#### What is required:
Check each line of the records below and collect those that include the word "Заря".
Begin
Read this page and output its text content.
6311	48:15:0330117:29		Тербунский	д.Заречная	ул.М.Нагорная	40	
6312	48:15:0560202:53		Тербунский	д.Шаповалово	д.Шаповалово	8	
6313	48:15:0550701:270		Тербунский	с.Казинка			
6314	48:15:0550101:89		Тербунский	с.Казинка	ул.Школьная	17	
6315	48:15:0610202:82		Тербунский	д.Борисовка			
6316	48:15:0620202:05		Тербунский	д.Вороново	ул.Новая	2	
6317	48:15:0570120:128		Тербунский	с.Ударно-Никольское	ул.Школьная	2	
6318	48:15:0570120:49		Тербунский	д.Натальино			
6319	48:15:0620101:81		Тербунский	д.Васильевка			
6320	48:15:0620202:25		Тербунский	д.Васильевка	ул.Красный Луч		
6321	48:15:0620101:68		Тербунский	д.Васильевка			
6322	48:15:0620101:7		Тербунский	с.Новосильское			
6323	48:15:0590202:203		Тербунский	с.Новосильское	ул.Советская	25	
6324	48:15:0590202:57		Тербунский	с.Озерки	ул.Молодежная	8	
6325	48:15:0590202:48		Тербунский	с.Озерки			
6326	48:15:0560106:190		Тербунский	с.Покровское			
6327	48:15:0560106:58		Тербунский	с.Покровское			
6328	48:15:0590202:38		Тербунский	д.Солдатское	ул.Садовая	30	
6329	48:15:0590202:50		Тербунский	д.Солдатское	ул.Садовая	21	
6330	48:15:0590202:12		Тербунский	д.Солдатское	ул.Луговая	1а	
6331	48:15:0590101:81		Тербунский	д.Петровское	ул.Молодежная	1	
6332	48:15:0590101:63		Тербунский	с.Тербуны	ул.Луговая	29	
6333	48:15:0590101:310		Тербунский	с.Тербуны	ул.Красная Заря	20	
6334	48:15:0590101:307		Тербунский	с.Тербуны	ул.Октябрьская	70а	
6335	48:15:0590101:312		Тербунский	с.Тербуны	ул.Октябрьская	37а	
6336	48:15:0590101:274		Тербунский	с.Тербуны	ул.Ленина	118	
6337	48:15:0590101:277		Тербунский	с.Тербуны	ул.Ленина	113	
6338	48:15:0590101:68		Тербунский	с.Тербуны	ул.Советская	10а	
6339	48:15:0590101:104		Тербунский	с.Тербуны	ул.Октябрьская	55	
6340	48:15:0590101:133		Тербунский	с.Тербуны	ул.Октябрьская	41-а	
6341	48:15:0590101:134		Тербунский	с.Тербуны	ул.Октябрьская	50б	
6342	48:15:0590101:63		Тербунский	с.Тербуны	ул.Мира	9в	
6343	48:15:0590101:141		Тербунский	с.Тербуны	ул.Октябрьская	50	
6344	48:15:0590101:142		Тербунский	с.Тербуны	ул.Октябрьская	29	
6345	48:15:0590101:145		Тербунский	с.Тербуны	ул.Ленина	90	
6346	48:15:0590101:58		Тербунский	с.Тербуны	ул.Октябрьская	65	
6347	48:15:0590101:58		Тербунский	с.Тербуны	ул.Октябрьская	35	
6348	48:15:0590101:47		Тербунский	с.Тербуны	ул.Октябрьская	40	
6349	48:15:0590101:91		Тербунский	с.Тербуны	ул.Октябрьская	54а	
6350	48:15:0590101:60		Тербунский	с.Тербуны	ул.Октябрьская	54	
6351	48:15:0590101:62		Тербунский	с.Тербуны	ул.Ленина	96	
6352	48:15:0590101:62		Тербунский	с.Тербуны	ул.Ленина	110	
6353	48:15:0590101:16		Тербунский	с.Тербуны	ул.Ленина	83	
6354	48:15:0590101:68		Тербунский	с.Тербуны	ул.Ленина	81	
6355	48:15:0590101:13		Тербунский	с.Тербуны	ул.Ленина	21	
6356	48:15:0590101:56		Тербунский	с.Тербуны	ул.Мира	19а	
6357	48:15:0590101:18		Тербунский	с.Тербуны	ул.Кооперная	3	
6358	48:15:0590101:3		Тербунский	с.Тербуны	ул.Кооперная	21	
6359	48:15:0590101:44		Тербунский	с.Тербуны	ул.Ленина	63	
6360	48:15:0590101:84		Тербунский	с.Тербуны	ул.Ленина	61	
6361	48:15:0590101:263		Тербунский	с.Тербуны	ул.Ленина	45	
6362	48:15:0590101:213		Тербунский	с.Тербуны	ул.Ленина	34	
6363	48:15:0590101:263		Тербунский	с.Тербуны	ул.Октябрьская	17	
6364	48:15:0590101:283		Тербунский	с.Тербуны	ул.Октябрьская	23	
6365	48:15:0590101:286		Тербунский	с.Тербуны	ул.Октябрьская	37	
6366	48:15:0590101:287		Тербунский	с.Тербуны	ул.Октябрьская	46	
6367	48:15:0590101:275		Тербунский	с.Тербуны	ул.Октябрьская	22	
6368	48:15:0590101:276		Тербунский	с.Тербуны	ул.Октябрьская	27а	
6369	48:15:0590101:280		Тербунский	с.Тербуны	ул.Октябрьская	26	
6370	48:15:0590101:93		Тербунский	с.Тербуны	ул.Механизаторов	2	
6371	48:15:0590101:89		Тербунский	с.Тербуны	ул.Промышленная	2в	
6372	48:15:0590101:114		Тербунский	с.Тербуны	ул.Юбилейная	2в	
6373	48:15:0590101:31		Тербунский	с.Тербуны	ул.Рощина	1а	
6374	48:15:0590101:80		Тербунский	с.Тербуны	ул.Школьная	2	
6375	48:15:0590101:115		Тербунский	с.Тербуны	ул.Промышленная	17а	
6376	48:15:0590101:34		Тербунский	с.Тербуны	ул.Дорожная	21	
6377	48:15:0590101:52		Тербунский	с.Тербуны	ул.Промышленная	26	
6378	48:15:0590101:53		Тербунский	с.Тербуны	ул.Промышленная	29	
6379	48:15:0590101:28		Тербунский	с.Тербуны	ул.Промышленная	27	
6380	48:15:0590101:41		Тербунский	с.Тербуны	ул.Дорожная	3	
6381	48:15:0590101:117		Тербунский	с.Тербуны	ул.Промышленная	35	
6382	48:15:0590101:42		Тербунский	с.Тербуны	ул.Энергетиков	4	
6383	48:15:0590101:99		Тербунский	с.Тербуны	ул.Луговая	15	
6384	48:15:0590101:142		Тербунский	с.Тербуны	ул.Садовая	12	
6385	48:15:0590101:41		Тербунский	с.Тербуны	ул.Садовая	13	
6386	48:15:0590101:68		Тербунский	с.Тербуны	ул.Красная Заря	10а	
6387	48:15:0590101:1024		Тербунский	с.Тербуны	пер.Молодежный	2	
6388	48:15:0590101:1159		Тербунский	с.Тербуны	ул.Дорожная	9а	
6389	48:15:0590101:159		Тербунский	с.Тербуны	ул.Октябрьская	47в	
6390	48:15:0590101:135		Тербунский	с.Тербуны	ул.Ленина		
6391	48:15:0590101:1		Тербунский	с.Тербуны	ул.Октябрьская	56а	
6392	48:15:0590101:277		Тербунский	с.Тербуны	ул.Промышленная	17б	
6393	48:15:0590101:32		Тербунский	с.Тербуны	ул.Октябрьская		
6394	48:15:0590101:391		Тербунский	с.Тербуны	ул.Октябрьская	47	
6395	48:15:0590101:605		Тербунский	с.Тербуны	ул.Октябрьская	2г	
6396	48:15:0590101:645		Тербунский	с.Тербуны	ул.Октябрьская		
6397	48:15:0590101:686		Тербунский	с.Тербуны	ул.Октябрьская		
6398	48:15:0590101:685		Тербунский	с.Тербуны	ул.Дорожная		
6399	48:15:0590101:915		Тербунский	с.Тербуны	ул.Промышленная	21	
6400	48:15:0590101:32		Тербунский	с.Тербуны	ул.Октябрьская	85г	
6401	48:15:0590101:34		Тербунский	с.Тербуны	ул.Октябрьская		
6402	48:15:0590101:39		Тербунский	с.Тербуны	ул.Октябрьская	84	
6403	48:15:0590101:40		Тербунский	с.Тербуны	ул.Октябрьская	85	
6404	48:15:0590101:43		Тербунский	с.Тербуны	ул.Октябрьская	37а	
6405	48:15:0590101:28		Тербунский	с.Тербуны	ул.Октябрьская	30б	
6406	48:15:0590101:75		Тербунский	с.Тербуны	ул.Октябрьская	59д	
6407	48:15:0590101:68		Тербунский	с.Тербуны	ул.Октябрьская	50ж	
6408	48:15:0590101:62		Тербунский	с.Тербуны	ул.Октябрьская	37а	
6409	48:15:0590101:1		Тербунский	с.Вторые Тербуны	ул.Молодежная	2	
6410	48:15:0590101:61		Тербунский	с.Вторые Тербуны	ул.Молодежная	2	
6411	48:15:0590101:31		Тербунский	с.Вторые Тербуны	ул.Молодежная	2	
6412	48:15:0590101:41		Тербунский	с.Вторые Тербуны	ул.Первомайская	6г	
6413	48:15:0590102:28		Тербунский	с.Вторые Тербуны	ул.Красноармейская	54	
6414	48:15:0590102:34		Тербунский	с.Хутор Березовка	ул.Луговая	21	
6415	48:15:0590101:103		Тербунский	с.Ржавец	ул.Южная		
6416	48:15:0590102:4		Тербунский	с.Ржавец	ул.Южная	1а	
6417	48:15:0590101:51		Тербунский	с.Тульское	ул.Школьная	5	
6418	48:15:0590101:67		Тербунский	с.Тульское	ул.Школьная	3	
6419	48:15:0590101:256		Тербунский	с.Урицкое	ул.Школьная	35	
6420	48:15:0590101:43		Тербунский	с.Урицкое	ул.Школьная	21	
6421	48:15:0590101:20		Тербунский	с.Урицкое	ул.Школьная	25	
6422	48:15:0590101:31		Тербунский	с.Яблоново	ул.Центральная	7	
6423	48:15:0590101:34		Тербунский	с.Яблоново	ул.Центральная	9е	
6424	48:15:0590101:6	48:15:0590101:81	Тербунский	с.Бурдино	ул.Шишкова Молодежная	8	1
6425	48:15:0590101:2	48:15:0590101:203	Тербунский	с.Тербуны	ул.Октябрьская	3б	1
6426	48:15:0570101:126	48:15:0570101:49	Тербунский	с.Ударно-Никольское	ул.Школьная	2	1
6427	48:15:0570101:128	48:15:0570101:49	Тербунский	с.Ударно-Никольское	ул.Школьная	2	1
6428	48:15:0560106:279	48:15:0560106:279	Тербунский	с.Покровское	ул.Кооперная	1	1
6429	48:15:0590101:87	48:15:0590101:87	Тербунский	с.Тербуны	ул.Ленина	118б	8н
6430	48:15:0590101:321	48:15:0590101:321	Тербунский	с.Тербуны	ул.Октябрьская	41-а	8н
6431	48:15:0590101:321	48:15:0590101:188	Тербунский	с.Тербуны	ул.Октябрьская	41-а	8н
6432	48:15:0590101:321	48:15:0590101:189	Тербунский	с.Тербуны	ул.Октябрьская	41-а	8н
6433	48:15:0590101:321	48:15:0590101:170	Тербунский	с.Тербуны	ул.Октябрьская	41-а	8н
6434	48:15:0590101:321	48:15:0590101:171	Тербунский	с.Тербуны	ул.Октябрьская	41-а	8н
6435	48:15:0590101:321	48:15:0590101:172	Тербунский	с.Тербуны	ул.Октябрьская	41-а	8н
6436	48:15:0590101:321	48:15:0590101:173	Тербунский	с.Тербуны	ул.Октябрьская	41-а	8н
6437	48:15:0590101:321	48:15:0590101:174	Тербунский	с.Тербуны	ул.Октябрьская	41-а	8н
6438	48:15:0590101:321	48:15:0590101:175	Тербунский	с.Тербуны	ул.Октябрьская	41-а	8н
End
#### Task result:
6333	48:15:0590101:310		Тербунский	с.Тербуны	ул.Красная Заря	20	
6386	48:15:0590101:68		Тербунский	с.Тербуны	ул.Красная Заря	10а	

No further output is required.